--- start Data lines ---
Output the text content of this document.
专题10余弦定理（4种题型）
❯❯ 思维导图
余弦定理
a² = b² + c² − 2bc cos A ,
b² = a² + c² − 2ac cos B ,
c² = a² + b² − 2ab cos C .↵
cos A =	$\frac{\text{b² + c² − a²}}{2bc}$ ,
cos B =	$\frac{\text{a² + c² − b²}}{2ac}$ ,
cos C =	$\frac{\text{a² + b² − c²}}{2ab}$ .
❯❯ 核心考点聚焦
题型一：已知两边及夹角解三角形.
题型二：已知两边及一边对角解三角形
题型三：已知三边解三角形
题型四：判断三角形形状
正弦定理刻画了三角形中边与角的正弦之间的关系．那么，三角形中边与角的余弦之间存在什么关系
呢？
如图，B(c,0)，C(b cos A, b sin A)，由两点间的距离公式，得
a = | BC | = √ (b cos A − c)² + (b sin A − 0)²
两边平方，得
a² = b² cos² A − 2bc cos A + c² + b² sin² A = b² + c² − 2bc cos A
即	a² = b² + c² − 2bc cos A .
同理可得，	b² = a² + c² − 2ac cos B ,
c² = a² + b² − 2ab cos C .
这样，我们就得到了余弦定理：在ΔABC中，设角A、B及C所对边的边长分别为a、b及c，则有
--- end Data lines ---
Your objective:
Filter the records, keeping only lines that contain "frac", and show those lines.

Solution for this problem:
cos A =	$\frac{\text{b² + c² − a²}}{2bc}$ ,
cos B =	$\frac{\text{a² + c² − b²}}{2ac}$ ,
cos C =	$\frac{\text{a² + b² − c²}}{2ab}$ .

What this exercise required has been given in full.